Repeat the records word for word, excluding any picture.

▸ **Exercise inputs**:

▶

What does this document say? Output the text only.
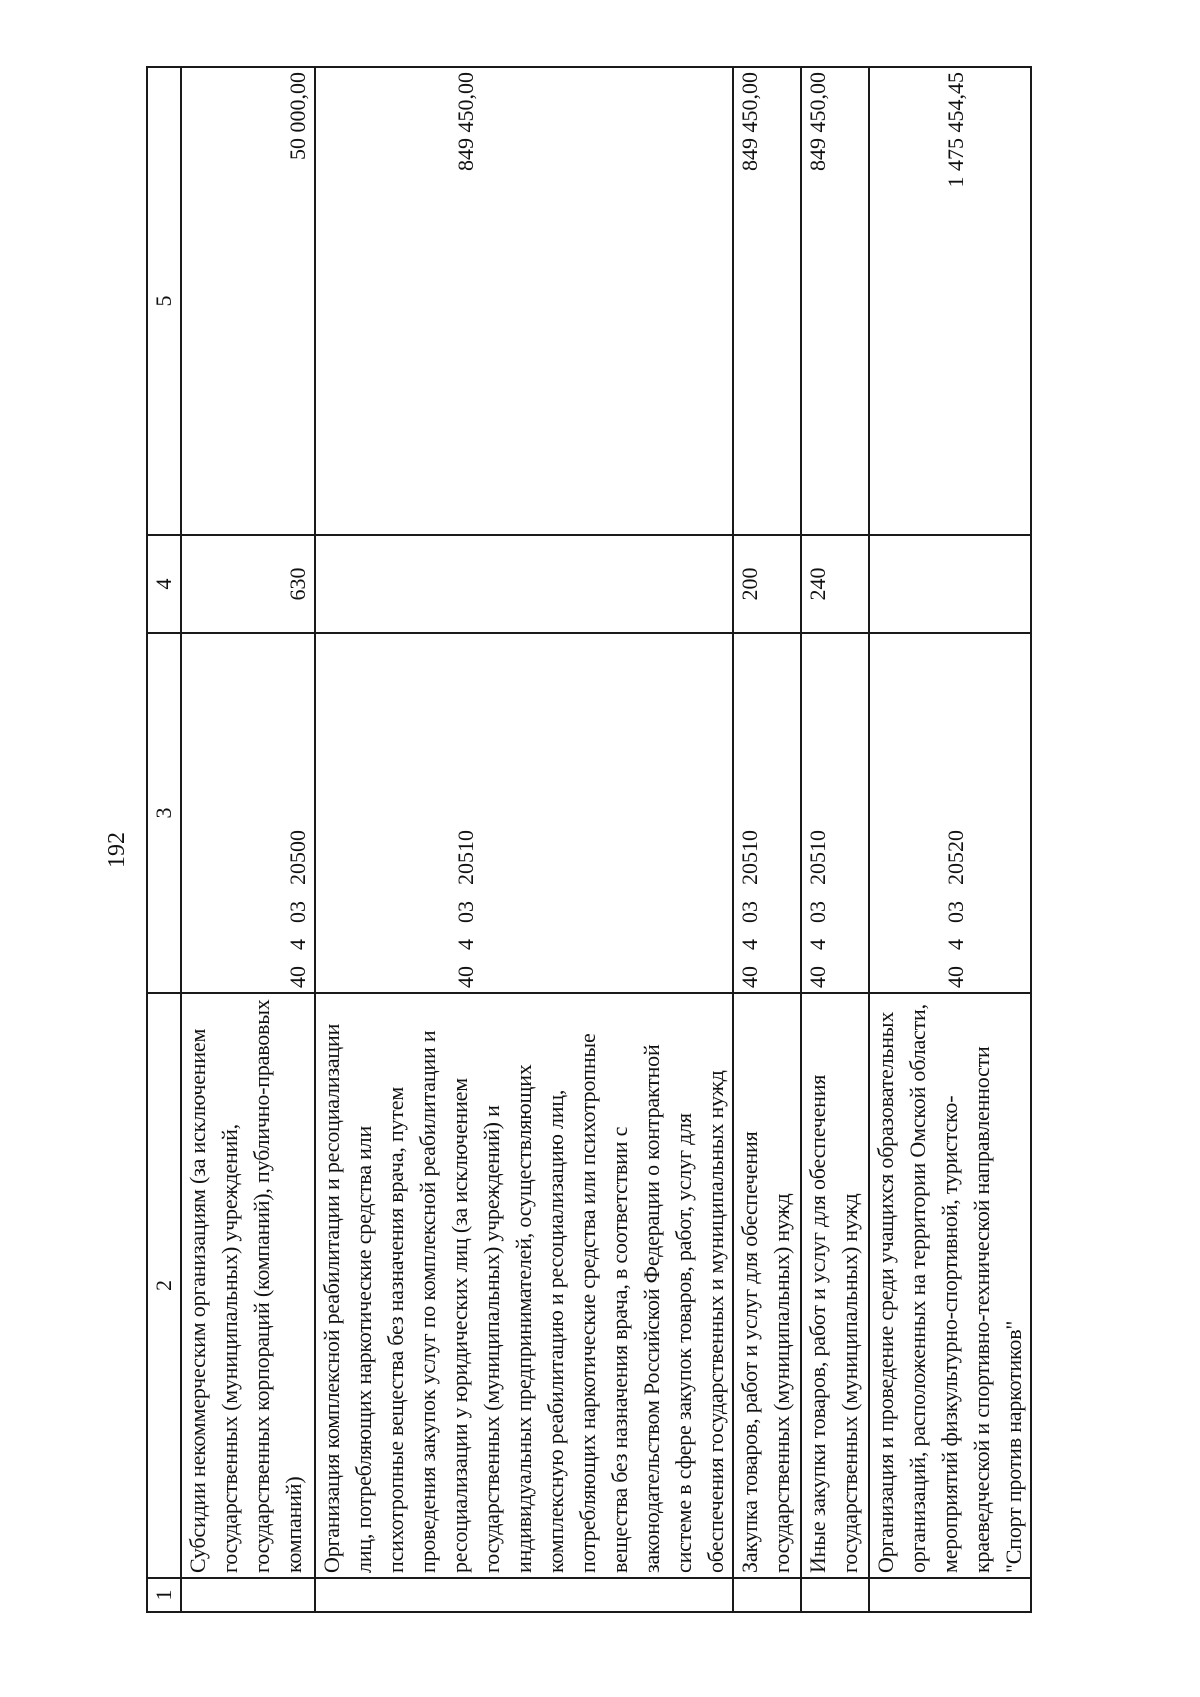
192
1	2	3	4	5
	Субсидии некоммерческим организациям (за исключением государственных (муниципальных) учреждений, государственных корпораций (компаний), публично-правовых компаний)	4040320500	630	50 000,00
	Организация комплексной реабилитации и ресоциализации лиц, потребляющих наркотические средства или психотропные вещества без назначения врача, путем проведения закупок услуг по комплексной реабилитации и ресоциализации у юридических лиц (за исключением государственных (муниципальных) учреждений) и индивидуальных предпринимателей, осуществляющих комплексную реабилитацию и ресоциализацию лиц, потребляющих наркотические средства или психотропные вещества без назначения врача, в соответствии с законодательством Российской Федерации о контрактной системе в сфере закупок товаров, работ, услуг для обеспечения государственных и муниципальных нужд	4040320510		849 450,00
	Закупка товаров, работ и услуг для обеспечения государственных (муниципальных) нужд	4040320510	200	849 450,00
	Иные закупки товаров, работ и услуг для обеспечения государственных (муниципальных) нужд	4040320510	240	849 450,00
	Организация и проведение среди учащихся образовательных организаций, расположенных на территории Омской области, мероприятий физкультурно-спортивной, туристско-краеведческой и спортивно-технической направленности "Спорт против наркотиков"	4040320520		1 475 454,45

◀

▸ **Response to this task**:
What does this document say? Output the text only.
192
1	2	3	4	5
	Субсидии некоммерческим организациям (за исключением государственных (муниципальных) учреждений, государственных корпораций (компаний), публично-правовых компаний)	4040320500	630	50 000,00
	Организация комплексной реабилитации и ресоциализации лиц, потребляющих наркотические средства или психотропные вещества без назначения врача, путем проведения закупок услуг по комплексной реабилитации и ресоциализации у юридических лиц (за исключением государственных (муниципальных) учреждений) и индивидуальных предпринимателей, осуществляющих комплексную реабилитацию и ресоциализацию лиц, потребляющих наркотические средства или психотропные вещества без назначения врача, в соответствии с законодательством Российской Федерации о контрактной системе в сфере закупок товаров, работ, услуг для обеспечения государственных и муниципальных нужд	4040320510		849 450,00
	Закупка товаров, работ и услуг для обеспечения государственных (муниципальных) нужд	4040320510	200	849 450,00
	Иные закупки товаров, работ и услуг для обеспечения государственных (муниципальных) нужд	4040320510	240	849 450,00
	Организация и проведение среди учащихся образовательных организаций, расположенных на территории Омской области, мероприятий физкультурно-спортивной, туристско-краеведческой и спортивно-технической направленности "Спорт против наркотиков"	4040320520		1 475 454,45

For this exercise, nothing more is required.